***** DATA SECTION

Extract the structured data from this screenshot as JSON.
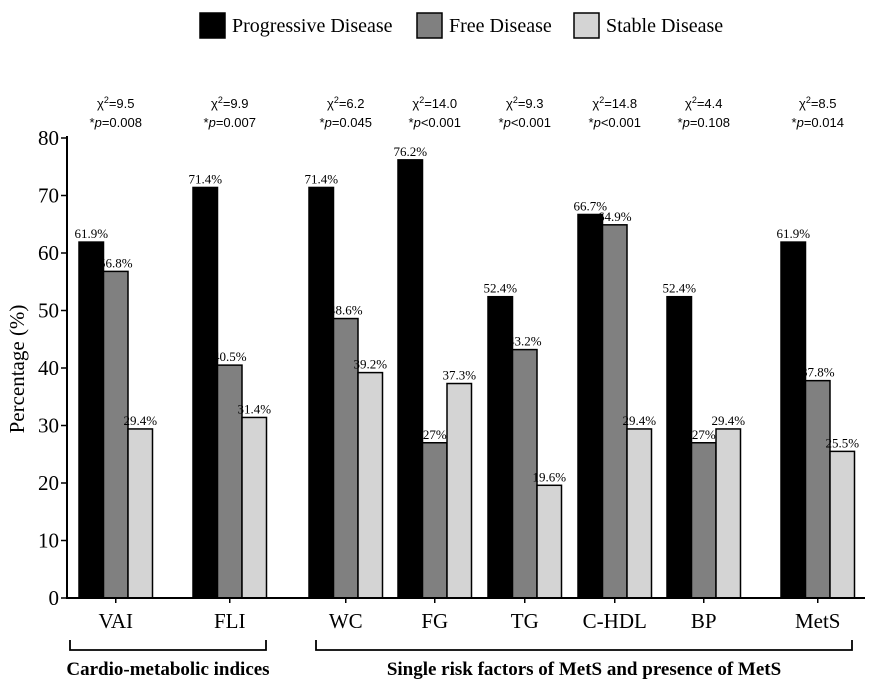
{
  "chart_data": {
    "type": "bar",
    "ylabel": "Percentage (%)",
    "ylim": [
      0,
      80
    ],
    "yticks": [
      0,
      10,
      20,
      30,
      40,
      50,
      60,
      70,
      80
    ],
    "legend_position": "top",
    "categories": [
      "VAI",
      "FLI",
      "WC",
      "FG",
      "TG",
      "C-HDL",
      "BP",
      "MetS"
    ],
    "series": [
      {
        "name": "Progressive Disease",
        "color": "#000000",
        "values": [
          61.9,
          71.4,
          71.4,
          76.2,
          52.4,
          66.7,
          52.4,
          61.9
        ],
        "labels": [
          "61.9%",
          "71.4%",
          "71.4%",
          "76.2%",
          "52.4%",
          "66.7%",
          "52.4%",
          "61.9%"
        ]
      },
      {
        "name": "Free Disease",
        "color": "#808080",
        "values": [
          56.8,
          40.5,
          48.6,
          27,
          43.2,
          64.9,
          27,
          37.8
        ],
        "labels": [
          "56.8%",
          "40.5%",
          "48.6%",
          "27%",
          "43.2%",
          "64.9%",
          "27%",
          "37.8%"
        ]
      },
      {
        "name": "Stable Disease",
        "color": "#d4d4d4",
        "values": [
          29.4,
          31.4,
          39.2,
          37.3,
          19.6,
          29.4,
          29.4,
          25.5
        ],
        "labels": [
          "29.4%",
          "31.4%",
          "39.2%",
          "37.3%",
          "19.6%",
          "29.4%",
          "29.4%",
          "25.5%"
        ]
      }
    ],
    "stats": [
      {
        "chi2": "9.5",
        "p": "=0.008"
      },
      {
        "chi2": "9.9",
        "p": "=0.007"
      },
      {
        "chi2": "6.2",
        "p": "=0.045"
      },
      {
        "chi2": "14.0",
        "p": "<0.001"
      },
      {
        "chi2": "9.3",
        "p": "<0.001"
      },
      {
        "chi2": "14.8",
        "p": "<0.001"
      },
      {
        "chi2": "4.4",
        "p": "=0.108"
      },
      {
        "chi2": "8.5",
        "p": "=0.014"
      }
    ],
    "groups": [
      {
        "label": "Cardio-metabolic indices",
        "categories": [
          "VAI",
          "FLI"
        ]
      },
      {
        "label": "Single risk factors of MetS and presence of MetS",
        "categories": [
          "WC",
          "FG",
          "TG",
          "C-HDL",
          "BP",
          "MetS"
        ]
      }
    ]
  }
}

**********

WHAT YOU ARE ASKED TO DO:
Repeat the entries exactly and keep the pictures out of the copy.

RESULT BELOW:
Extract the structured data from this screenshot as JSON.
{
  "chart_data": {
    "type": "bar",
    "ylabel": "Percentage (%)",
    "ylim": [
      0,
      80
    ],
    "yticks": [
      0,
      10,
      20,
      30,
      40,
      50,
      60,
      70,
      80
    ],
    "legend_position": "top",
    "categories": [
      "VAI",
      "FLI",
      "WC",
      "FG",
      "TG",
      "C-HDL",
      "BP",
      "MetS"
    ],
    "series": [
      {
        "name": "Progressive Disease",
        "color": "#000000",
        "values": [
          61.9,
          71.4,
          71.4,
          76.2,
          52.4,
          66.7,
          52.4,
          61.9
        ],
        "labels": [
          "61.9%",
          "71.4%",
          "71.4%",
          "76.2%",
          "52.4%",
          "66.7%",
          "52.4%",
          "61.9%"
        ]
      },
      {
        "name": "Free Disease",
        "color": "#808080",
        "values": [
          56.8,
          40.5,
          48.6,
          27,
          43.2,
          64.9,
          27,
          37.8
        ],
        "labels": [
          "56.8%",
          "40.5%",
          "48.6%",
          "27%",
          "43.2%",
          "64.9%",
          "27%",
          "37.8%"
        ]
      },
      {
        "name": "Stable Disease",
        "color": "#d4d4d4",
        "values": [
          29.4,
          31.4,
          39.2,
          37.3,
          19.6,
          29.4,
          29.4,
          25.5
        ],
        "labels": [
          "29.4%",
          "31.4%",
          "39.2%",
          "37.3%",
          "19.6%",
          "29.4%",
          "29.4%",
          "25.5%"
        ]
      }
    ],
    "stats": [
      {
        "chi2": "9.5",
        "p": "=0.008"
      },
      {
        "chi2": "9.9",
        "p": "=0.007"
      },
      {
        "chi2": "6.2",
        "p": "=0.045"
      },
      {
        "chi2": "14.0",
        "p": "<0.001"
      },
      {
        "chi2": "9.3",
        "p": "<0.001"
      },
      {
        "chi2": "14.8",
        "p": "<0.001"
      },
      {
        "chi2": "4.4",
        "p": "=0.108"
      },
      {
        "chi2": "8.5",
        "p": "=0.014"
      }
    ],
    "groups": [
      {
        "label": "Cardio-metabolic indices",
        "categories": [
          "VAI",
          "FLI"
        ]
      },
      {
        "label": "Single risk factors of MetS and presence of MetS",
        "categories": [
          "WC",
          "FG",
          "TG",
          "C-HDL",
          "BP",
          "MetS"
        ]
      }
    ]
  }
}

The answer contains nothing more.